◆ EXERCISE OBJECTIVE: All entries below need to be written out exactly, but without their pictures.

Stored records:
┄┄┄┄┄┄┄┄┄┄┄┄┄┄┄┄┄┄┄┄

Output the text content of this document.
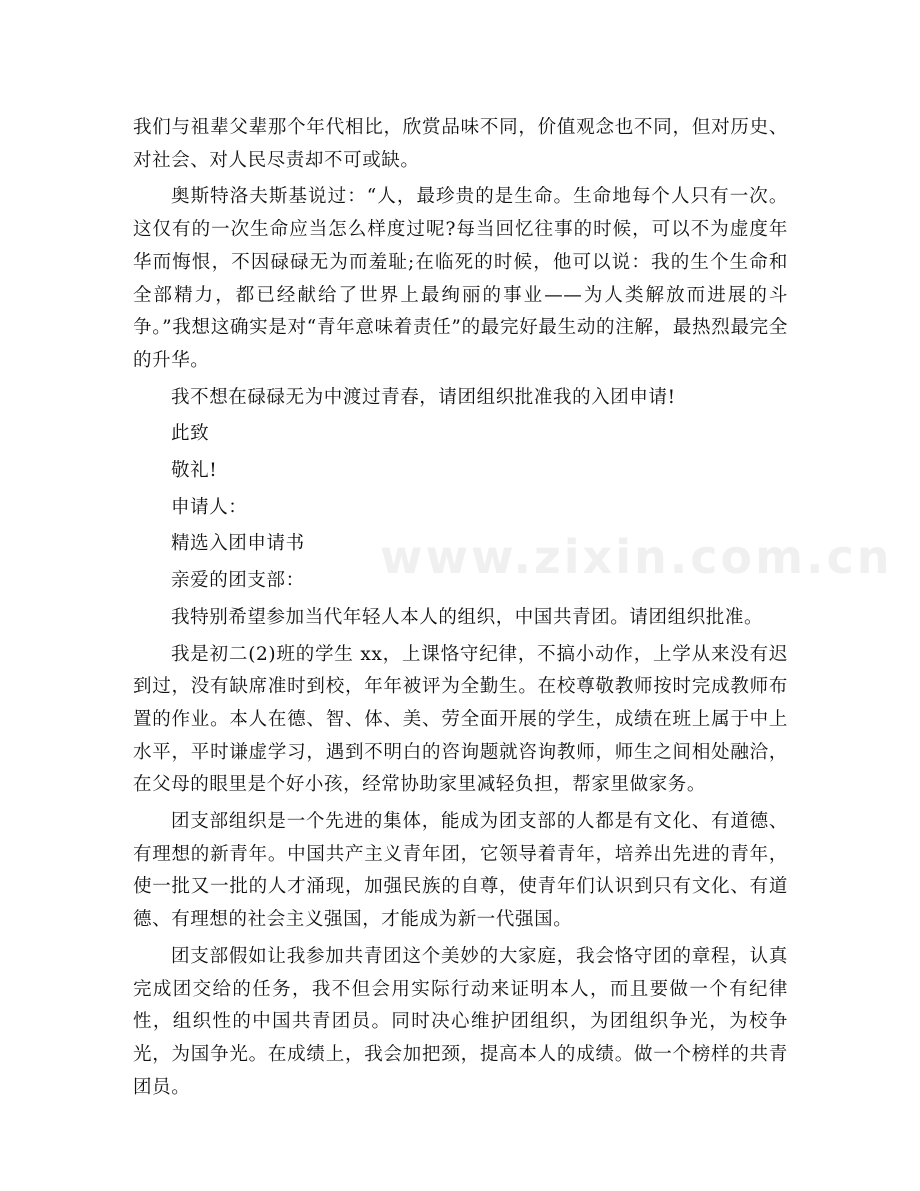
www.zixin.com.cn

我们与祖辈父辈那个年代相比，欣赏品味不同，价值观念也不同，但对历史、对社会、对人民尽责却不可或缺。

奥斯特洛夫斯基说过：“人，最珍贵的是生命。生命地每个人只有一次。这仅有的一次生命应当怎么样度过呢?每当回忆往事的时候，可以不为虚度年华而悔恨，不因碌碌无为而羞耻;在临死的时候，他可以说：我的生个生命和全部精力，都已经献给了世界上最绚丽的事业——为人类解放而进展的斗争。”我想这确实是对“青年意味着责任”的最完好最生动的注解，最热烈最完全的升华。

我不想在碌碌无为中渡过青春，请团组织批准我的入团申请!

此致

敬礼!

申请人：

精选入团申请书

亲爱的团支部：

我特别希望参加当代年轻人本人的组织，中国共青团。请团组织批准。

我是初二(2)班的学生 xx，上课恪守纪律，不搞小动作，上学从来没有迟到过，没有缺席准时到校，年年被评为全勤生。在校尊敬教师按时完成教师布置的作业。本人在德、智、体、美、劳全面开展的学生，成绩在班上属于中上水平，平时谦虚学习，遇到不明白的咨询题就咨询教师，师生之间相处融洽，在父母的眼里是个好小孩，经常协助家里减轻负担，帮家里做家务。

团支部组织是一个先进的集体，能成为团支部的人都是有文化、有道德、有理想的新青年。中国共产主义青年团，它领导着青年，培养出先进的青年，使一批又一批的人才涌现，加强民族的自尊，使青年们认识到只有文化、有道德、有理想的社会主义强国，才能成为新一代强国。

团支部假如让我参加共青团这个美妙的大家庭，我会恪守团的章程，认真完成团交给的任务，我不但会用实际行动来证明本人，而且要做一个有纪律性，组织性的中国共青团员。同时决心维护团组织，为团组织争光，为校争光，为国争光。在成绩上，我会加把颈，提高本人的成绩。做一个榜样的共青团员。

┄┄┄┄┄┄┄┄┄┄┄┄┄┄┄┄┄┄┄┄

◆ CORRECT RESULT:
Output the text content of this document.
www.zixin.com.cn

我们与祖辈父辈那个年代相比，欣赏品味不同，价值观念也不同，但对历史、对社会、对人民尽责却不可或缺。

奥斯特洛夫斯基说过：“人，最珍贵的是生命。生命地每个人只有一次。这仅有的一次生命应当怎么样度过呢?每当回忆往事的时候，可以不为虚度年华而悔恨，不因碌碌无为而羞耻;在临死的时候，他可以说：我的生个生命和全部精力，都已经献给了世界上最绚丽的事业——为人类解放而进展的斗争。”我想这确实是对“青年意味着责任”的最完好最生动的注解，最热烈最完全的升华。

我不想在碌碌无为中渡过青春，请团组织批准我的入团申请!

此致

敬礼!

申请人：

精选入团申请书

亲爱的团支部：

我特别希望参加当代年轻人本人的组织，中国共青团。请团组织批准。

我是初二(2)班的学生 xx，上课恪守纪律，不搞小动作，上学从来没有迟到过，没有缺席准时到校，年年被评为全勤生。在校尊敬教师按时完成教师布置的作业。本人在德、智、体、美、劳全面开展的学生，成绩在班上属于中上水平，平时谦虚学习，遇到不明白的咨询题就咨询教师，师生之间相处融洽，在父母的眼里是个好小孩，经常协助家里减轻负担，帮家里做家务。

团支部组织是一个先进的集体，能成为团支部的人都是有文化、有道德、有理想的新青年。中国共产主义青年团，它领导着青年，培养出先进的青年，使一批又一批的人才涌现，加强民族的自尊，使青年们认识到只有文化、有道德、有理想的社会主义强国，才能成为新一代强国。

团支部假如让我参加共青团这个美妙的大家庭，我会恪守团的章程，认真完成团交给的任务，我不但会用实际行动来证明本人，而且要做一个有纪律性，组织性的中国共青团员。同时决心维护团组织，为团组织争光，为校争光，为国争光。在成绩上，我会加把颈，提高本人的成绩。做一个榜样的共青团员。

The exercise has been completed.